Data extracted from a collection
※

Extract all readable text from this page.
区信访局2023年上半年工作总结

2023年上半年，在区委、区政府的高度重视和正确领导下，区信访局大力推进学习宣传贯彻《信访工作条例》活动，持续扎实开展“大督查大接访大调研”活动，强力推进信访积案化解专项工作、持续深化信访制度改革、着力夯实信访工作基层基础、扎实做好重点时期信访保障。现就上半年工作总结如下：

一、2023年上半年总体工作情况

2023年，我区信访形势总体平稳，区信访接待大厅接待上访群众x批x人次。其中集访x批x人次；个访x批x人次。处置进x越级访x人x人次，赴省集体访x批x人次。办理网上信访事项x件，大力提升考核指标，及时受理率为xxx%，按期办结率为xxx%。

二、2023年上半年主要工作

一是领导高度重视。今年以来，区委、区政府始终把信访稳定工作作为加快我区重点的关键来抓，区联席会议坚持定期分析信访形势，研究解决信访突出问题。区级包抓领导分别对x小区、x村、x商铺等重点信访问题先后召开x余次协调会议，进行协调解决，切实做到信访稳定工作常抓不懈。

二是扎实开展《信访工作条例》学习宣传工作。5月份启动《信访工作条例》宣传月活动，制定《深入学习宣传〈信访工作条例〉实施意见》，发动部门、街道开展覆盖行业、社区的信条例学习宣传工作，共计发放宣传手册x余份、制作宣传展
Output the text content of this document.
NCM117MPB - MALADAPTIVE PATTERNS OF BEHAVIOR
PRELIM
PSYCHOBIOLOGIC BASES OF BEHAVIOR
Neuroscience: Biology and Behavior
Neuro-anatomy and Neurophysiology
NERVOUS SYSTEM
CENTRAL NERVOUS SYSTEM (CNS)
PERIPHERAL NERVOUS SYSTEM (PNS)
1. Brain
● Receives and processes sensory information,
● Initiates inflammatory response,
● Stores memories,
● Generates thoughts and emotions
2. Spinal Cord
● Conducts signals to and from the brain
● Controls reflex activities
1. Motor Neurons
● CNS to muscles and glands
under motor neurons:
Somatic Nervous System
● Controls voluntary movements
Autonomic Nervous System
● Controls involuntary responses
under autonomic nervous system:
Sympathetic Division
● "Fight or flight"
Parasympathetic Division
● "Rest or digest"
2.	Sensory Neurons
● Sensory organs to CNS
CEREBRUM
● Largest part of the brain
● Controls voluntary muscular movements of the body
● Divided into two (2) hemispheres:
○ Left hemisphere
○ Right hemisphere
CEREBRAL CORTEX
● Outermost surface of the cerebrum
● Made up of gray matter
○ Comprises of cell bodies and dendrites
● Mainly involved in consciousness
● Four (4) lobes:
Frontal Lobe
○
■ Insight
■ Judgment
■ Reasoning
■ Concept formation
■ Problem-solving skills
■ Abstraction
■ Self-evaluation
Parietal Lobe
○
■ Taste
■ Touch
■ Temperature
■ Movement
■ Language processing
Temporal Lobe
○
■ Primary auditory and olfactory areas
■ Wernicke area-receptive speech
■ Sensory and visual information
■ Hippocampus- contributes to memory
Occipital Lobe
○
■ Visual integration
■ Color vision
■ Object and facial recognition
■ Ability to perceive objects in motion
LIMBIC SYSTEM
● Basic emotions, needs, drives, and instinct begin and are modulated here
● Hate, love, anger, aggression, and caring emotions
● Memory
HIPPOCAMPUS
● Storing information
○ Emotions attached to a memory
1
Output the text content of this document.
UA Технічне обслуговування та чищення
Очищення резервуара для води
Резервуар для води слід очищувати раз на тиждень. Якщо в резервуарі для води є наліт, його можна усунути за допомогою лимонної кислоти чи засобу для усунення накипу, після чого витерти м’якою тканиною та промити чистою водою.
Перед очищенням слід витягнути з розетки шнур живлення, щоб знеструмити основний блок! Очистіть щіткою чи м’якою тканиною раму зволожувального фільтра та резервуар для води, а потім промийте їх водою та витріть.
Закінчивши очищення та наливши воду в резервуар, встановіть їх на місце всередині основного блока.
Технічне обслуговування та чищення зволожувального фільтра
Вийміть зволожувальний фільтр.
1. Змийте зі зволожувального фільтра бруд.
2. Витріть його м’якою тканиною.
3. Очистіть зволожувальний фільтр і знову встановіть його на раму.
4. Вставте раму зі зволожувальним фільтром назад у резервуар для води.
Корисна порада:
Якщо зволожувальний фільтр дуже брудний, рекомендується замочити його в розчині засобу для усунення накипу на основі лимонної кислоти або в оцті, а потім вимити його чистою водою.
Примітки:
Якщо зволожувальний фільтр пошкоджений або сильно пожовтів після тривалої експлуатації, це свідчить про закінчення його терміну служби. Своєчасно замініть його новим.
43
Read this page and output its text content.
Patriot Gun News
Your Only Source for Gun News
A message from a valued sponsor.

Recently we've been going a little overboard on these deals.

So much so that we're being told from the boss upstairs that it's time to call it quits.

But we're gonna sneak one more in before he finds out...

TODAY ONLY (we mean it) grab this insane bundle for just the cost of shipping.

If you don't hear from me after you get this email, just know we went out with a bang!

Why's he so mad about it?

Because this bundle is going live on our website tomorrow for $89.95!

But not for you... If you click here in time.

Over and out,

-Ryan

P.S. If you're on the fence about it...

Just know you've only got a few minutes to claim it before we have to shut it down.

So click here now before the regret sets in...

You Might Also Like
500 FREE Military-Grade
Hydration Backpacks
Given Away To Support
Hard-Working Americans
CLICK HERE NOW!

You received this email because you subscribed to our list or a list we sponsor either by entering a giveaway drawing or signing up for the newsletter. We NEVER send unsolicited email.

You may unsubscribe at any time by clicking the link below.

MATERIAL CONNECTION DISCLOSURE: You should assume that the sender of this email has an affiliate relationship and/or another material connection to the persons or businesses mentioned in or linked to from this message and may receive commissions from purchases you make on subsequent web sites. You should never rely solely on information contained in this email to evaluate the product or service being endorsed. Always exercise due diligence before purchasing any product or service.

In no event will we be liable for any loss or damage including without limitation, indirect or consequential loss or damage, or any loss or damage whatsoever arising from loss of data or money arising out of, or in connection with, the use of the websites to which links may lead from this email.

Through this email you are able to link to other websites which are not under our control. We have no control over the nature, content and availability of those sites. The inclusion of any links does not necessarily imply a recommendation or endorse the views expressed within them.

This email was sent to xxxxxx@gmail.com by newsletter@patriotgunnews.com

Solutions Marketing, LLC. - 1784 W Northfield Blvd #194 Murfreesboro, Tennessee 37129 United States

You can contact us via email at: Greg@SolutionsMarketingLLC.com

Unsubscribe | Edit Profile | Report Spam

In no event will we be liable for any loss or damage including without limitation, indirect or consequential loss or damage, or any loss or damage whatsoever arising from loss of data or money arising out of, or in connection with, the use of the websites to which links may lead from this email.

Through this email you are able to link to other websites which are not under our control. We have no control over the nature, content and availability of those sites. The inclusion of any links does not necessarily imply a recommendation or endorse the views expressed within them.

※

▸ GIVEN REQUEST
Reproduce every line of the data verbatim.

▸ CORRECT RESULT
Extract all readable text from this page.
区信访局2023年上半年工作总结

2023年上半年，在区委、区政府的高度重视和正确领导下，区信访局大力推进学习宣传贯彻《信访工作条例》活动，持续扎实开展“大督查大接访大调研”活动，强力推进信访积案化解专项工作、持续深化信访制度改革、着力夯实信访工作基层基础、扎实做好重点时期信访保障。现就上半年工作总结如下：

一、2023年上半年总体工作情况

2023年，我区信访形势总体平稳，区信访接待大厅接待上访群众x批x人次。其中集访x批x人次；个访x批x人次。处置进x越级访x人x人次，赴省集体访x批x人次。办理网上信访事项x件，大力提升考核指标，及时受理率为xxx%，按期办结率为xxx%。

二、2023年上半年主要工作

一是领导高度重视。今年以来，区委、区政府始终把信访稳定工作作为加快我区重点的关键来抓，区联席会议坚持定期分析信访形势，研究解决信访突出问题。区级包抓领导分别对x小区、x村、x商铺等重点信访问题先后召开x余次协调会议，进行协调解决，切实做到信访稳定工作常抓不懈。

二是扎实开展《信访工作条例》学习宣传工作。5月份启动《信访工作条例》宣传月活动，制定《深入学习宣传〈信访工作条例〉实施意见》，发动部门、街道开展覆盖行业、社区的信条例学习宣传工作，共计发放宣传手册x余份、制作宣传展
Output the text content of this document.
NCM117MPB - MALADAPTIVE PATTERNS OF BEHAVIOR
PRELIM
PSYCHOBIOLOGIC BASES OF BEHAVIOR
Neuroscience: Biology and Behavior
Neuro-anatomy and Neurophysiology
NERVOUS SYSTEM
CENTRAL NERVOUS SYSTEM (CNS)
PERIPHERAL NERVOUS SYSTEM (PNS)
1. Brain
● Receives and processes sensory information,
● Initiates inflammatory response,
● Stores memories,
● Generates thoughts and emotions
2. Spinal Cord
● Conducts signals to and from the brain
● Controls reflex activities
1. Motor Neurons
● CNS to muscles and glands
under motor neurons:
Somatic Nervous System
● Controls voluntary movements
Autonomic Nervous System
● Controls involuntary responses
under autonomic nervous system:
Sympathetic Division
● "Fight or flight"
Parasympathetic Division
● "Rest or digest"
2.	Sensory Neurons
● Sensory organs to CNS
CEREBRUM
● Largest part of the brain
● Controls voluntary muscular movements of the body
● Divided into two (2) hemispheres:
○ Left hemisphere
○ Right hemisphere
CEREBRAL CORTEX
● Outermost surface of the cerebrum
● Made up of gray matter
○ Comprises of cell bodies and dendrites
● Mainly involved in consciousness
● Four (4) lobes:
Frontal Lobe
○
■ Insight
■ Judgment
■ Reasoning
■ Concept formation
■ Problem-solving skills
■ Abstraction
■ Self-evaluation
Parietal Lobe
○
■ Taste
■ Touch
■ Temperature
■ Movement
■ Language processing
Temporal Lobe
○
■ Primary auditory and olfactory areas
■ Wernicke area-receptive speech
■ Sensory and visual information
■ Hippocampus- contributes to memory
Occipital Lobe
○
■ Visual integration
■ Color vision
■ Object and facial recognition
■ Ability to perceive objects in motion
LIMBIC SYSTEM
● Basic emotions, needs, drives, and instinct begin and are modulated here
● Hate, love, anger, aggression, and caring emotions
● Memory
HIPPOCAMPUS
● Storing information
○ Emotions attached to a memory
1
Output the text content of this document.
UA Технічне обслуговування та чищення
Очищення резервуара для води
Резервуар для води слід очищувати раз на тиждень. Якщо в резервуарі для води є наліт, його можна усунути за допомогою лимонної кислоти чи засобу для усунення накипу, після чого витерти м’якою тканиною та промити чистою водою.
Перед очищенням слід витягнути з розетки шнур живлення, щоб знеструмити основний блок! Очистіть щіткою чи м’якою тканиною раму зволожувального фільтра та резервуар для води, а потім промийте їх водою та витріть.
Закінчивши очищення та наливши воду в резервуар, встановіть їх на місце всередині основного блока.
Технічне обслуговування та чищення зволожувального фільтра
Вийміть зволожувальний фільтр.
1. Змийте зі зволожувального фільтра бруд.
2. Витріть його м’якою тканиною.
3. Очистіть зволожувальний фільтр і знову встановіть його на раму.
4. Вставте раму зі зволожувальним фільтром назад у резервуар для води.
Корисна порада:
Якщо зволожувальний фільтр дуже брудний, рекомендується замочити його в розчині засобу для усунення накипу на основі лимонної кислоти або в оцті, а потім вимити його чистою водою.
Примітки:
Якщо зволожувальний фільтр пошкоджений або сильно пожовтів після тривалої експлуатації, це свідчить про закінчення його терміну служби. Своєчасно замініть його новим.
43
Read this page and output its text content.
Patriot Gun News
Your Only Source for Gun News
A message from a valued sponsor.

Recently we've been going a little overboard on these deals.

So much so that we're being told from the boss upstairs that it's time to call it quits.

But we're gonna sneak one more in before he finds out...

TODAY ONLY (we mean it) grab this insane bundle for just the cost of shipping.

If you don't hear from me after you get this email, just know we went out with a bang!

Why's he so mad about it?

Because this bundle is going live on our website tomorrow for $89.95!

But not for you... If you click here in time.

Over and out,

-Ryan

P.S. If you're on the fence about it...

Just know you've only got a few minutes to claim it before we have to shut it down.

So click here now before the regret sets in...

You Might Also Like
500 FREE Military-Grade
Hydration Backpacks
Given Away To Support
Hard-Working Americans
CLICK HERE NOW!

You received this email because you subscribed to our list or a list we sponsor either by entering a giveaway drawing or signing up for the newsletter. We NEVER send unsolicited email.

You may unsubscribe at any time by clicking the link below.

MATERIAL CONNECTION DISCLOSURE: You should assume that the sender of this email has an affiliate relationship and/or another material connection to the persons or businesses mentioned in or linked to from this message and may receive commissions from purchases you make on subsequent web sites. You should never rely solely on information contained in this email to evaluate the product or service being endorsed. Always exercise due diligence before purchasing any product or service.

In no event will we be liable for any loss or damage including without limitation, indirect or consequential loss or damage, or any loss or damage whatsoever arising from loss of data or money arising out of, or in connection with, the use of the websites to which links may lead from this email.

Through this email you are able to link to other websites which are not under our control. We have no control over the nature, content and availability of those sites. The inclusion of any links does not necessarily imply a recommendation or endorse the views expressed within them.

This email was sent to xxxxxx@gmail.com by newsletter@patriotgunnews.com

Solutions Marketing, LLC. - 1784 W Northfield Blvd #194 Murfreesboro, Tennessee 37129 United States

You can contact us via email at: Greg@SolutionsMarketingLLC.com

Unsubscribe | Edit Profile | Report Spam

In no event will we be liable for any loss or damage including without limitation, indirect or consequential loss or damage, or any loss or damage whatsoever arising from loss of data or money arising out of, or in connection with, the use of the websites to which links may lead from this email.

Through this email you are able to link to other websites which are not under our control. We have no control over the nature, content and availability of those sites. The inclusion of any links does not necessarily imply a recommendation or endorse the views expressed within them.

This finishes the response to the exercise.